Exactly the lines from the one containing "What does this" through the final line of the listing are to be retyped, and nothing more.

---- STORED DATA

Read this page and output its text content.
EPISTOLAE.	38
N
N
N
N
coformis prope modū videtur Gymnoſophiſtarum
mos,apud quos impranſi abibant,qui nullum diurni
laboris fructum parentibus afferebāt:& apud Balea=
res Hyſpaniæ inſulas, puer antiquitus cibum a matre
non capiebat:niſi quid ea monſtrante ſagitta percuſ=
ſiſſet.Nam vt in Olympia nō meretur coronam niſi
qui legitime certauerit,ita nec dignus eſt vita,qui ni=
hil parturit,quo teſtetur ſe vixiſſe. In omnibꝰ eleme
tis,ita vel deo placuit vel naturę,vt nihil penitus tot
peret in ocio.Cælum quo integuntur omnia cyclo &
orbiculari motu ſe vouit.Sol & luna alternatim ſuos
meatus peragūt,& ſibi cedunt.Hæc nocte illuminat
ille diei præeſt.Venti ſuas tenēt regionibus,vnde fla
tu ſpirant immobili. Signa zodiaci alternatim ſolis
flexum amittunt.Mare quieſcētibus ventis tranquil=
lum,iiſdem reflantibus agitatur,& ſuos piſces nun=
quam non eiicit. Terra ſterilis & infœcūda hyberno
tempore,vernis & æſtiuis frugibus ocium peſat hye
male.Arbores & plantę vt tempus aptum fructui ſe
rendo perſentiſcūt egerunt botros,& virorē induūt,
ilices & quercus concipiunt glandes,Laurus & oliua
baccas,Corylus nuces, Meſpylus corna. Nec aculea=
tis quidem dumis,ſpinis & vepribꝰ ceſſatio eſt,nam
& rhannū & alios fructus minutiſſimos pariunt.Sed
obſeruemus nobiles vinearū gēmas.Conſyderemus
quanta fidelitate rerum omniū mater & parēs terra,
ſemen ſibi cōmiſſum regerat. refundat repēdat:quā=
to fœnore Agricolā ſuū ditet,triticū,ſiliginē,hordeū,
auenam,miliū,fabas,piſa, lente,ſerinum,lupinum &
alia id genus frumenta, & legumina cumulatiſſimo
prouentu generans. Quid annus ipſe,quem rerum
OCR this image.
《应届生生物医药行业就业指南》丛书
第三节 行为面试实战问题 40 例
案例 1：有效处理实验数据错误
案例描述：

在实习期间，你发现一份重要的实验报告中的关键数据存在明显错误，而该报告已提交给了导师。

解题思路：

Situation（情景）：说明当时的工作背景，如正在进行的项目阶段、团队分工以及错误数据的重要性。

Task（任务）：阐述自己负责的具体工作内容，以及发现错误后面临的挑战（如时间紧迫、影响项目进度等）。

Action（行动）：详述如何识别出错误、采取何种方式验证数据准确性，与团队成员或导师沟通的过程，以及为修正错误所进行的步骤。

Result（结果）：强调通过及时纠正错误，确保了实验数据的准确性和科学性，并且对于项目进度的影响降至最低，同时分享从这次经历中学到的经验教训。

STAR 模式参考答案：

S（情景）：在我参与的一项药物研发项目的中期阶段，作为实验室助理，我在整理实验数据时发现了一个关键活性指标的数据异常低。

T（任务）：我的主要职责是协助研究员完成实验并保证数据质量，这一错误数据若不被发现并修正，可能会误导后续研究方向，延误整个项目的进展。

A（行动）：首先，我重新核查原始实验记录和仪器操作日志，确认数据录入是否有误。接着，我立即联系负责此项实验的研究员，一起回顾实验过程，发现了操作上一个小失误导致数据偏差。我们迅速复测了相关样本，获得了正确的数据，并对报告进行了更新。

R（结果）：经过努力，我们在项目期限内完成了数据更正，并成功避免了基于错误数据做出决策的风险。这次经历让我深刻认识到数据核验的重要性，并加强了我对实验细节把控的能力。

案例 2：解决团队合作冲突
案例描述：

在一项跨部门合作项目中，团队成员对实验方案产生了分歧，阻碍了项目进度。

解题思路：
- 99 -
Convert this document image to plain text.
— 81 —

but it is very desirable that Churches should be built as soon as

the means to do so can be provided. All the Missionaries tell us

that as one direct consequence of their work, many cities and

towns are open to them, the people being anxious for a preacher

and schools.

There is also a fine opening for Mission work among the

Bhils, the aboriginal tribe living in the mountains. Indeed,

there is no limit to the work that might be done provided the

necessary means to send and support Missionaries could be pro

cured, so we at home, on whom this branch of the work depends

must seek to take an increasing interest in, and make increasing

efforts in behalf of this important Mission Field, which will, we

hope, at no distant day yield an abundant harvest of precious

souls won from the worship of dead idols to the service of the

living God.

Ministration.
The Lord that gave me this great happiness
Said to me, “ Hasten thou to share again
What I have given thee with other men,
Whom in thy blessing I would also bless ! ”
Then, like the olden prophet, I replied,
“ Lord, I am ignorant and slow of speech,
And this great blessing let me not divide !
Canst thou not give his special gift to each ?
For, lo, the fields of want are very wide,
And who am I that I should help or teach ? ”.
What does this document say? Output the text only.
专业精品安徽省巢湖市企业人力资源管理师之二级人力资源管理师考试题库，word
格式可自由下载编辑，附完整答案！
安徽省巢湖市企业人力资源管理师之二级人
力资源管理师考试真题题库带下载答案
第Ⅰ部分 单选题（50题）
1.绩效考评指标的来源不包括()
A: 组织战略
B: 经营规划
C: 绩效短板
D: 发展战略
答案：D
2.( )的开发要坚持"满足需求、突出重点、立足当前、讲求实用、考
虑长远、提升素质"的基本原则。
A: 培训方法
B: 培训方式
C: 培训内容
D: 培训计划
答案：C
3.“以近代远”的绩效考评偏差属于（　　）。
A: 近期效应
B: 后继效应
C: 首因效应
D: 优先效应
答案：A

--------

**THE ANSWER**.
What does this document say? Output the text only.
专业精品安徽省巢湖市企业人力资源管理师之二级人力资源管理师考试题库，word
格式可自由下载编辑，附完整答案！
安徽省巢湖市企业人力资源管理师之二级人
力资源管理师考试真题题库带下载答案
第Ⅰ部分 单选题（50题）
1.绩效考评指标的来源不包括()
A: 组织战略
B: 经营规划
C: 绩效短板
D: 发展战略
答案：D
2.( )的开发要坚持"满足需求、突出重点、立足当前、讲求实用、考
虑长远、提升素质"的基本原则。
A: 培训方法
B: 培训方式
C: 培训内容
D: 培训计划
答案：C
3.“以近代远”的绩效考评偏差属于（　　）。
A: 近期效应
B: 后继效应
C: 首因效应
D: 优先效应
答案：A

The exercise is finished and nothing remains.